(Records from a data collection)

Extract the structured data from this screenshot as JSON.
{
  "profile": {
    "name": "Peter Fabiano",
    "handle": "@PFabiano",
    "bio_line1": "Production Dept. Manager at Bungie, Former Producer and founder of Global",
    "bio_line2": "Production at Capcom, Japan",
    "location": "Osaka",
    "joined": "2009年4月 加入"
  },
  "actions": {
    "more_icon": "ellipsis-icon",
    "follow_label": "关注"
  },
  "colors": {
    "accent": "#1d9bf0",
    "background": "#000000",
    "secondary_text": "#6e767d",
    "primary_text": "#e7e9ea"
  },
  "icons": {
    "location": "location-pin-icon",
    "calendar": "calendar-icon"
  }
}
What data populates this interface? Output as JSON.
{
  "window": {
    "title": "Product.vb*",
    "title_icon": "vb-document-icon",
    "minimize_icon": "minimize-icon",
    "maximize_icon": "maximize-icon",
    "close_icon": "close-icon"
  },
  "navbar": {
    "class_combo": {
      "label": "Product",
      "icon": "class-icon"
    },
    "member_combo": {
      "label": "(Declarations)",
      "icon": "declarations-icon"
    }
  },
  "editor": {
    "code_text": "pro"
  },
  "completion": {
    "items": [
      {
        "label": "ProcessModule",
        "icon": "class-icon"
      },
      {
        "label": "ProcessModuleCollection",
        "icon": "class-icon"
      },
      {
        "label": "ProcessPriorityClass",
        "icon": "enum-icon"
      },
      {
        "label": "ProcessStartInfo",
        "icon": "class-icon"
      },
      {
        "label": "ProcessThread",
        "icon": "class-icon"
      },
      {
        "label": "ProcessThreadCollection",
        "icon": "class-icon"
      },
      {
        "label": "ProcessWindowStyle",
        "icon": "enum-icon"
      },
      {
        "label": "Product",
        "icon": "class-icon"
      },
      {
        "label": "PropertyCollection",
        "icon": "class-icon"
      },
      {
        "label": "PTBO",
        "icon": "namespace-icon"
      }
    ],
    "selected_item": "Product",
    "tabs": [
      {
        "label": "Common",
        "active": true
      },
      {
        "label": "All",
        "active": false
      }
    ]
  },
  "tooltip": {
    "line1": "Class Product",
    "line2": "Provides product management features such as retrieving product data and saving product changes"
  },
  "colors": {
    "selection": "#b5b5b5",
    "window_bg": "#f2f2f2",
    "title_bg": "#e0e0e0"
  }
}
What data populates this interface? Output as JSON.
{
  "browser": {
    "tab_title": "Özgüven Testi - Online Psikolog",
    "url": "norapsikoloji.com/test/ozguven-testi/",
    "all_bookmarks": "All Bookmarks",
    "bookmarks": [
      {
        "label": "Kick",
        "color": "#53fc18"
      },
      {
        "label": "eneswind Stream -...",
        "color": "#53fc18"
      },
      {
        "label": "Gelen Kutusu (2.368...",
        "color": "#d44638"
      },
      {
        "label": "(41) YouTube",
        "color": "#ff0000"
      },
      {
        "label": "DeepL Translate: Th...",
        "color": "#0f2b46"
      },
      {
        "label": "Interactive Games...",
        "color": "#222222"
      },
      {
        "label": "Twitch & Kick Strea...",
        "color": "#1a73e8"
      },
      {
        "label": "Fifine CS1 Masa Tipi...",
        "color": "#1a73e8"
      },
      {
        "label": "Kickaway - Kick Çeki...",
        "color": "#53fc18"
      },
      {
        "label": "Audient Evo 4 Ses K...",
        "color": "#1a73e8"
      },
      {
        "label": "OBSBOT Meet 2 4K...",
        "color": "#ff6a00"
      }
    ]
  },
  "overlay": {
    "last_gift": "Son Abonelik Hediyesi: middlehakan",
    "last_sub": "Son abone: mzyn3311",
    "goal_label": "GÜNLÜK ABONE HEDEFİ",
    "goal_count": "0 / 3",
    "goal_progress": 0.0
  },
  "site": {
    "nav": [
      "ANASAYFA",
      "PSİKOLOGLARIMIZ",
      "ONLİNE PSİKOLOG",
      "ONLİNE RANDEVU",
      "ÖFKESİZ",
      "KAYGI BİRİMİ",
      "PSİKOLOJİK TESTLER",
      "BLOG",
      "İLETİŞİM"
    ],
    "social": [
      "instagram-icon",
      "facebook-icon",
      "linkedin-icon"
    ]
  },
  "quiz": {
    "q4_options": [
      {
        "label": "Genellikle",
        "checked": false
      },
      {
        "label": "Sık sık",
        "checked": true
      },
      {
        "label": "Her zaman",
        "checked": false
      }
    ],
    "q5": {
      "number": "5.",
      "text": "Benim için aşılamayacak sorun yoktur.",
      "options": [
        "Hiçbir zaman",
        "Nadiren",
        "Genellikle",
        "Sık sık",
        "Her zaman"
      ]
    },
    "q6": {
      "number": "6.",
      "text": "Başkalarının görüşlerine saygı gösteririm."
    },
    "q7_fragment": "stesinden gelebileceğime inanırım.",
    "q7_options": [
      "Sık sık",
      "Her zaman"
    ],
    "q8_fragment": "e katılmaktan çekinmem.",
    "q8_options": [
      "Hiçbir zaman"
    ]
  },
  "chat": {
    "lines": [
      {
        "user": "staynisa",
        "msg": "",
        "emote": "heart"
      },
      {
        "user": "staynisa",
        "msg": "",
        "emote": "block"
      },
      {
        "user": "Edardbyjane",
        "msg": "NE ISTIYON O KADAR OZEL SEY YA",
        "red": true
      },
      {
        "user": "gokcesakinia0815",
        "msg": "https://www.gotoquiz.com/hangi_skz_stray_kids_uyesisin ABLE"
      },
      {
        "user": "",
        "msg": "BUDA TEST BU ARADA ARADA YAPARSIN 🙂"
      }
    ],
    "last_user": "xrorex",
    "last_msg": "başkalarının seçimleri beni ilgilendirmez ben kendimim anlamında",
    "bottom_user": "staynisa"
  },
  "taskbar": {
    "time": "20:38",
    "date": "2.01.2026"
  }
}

_Given instruction_: In the records above, locate every line with the string "location" and copy it.

_Reply to the exercise_:
    "location": "Osaka",
    "location": "location-pin-icon",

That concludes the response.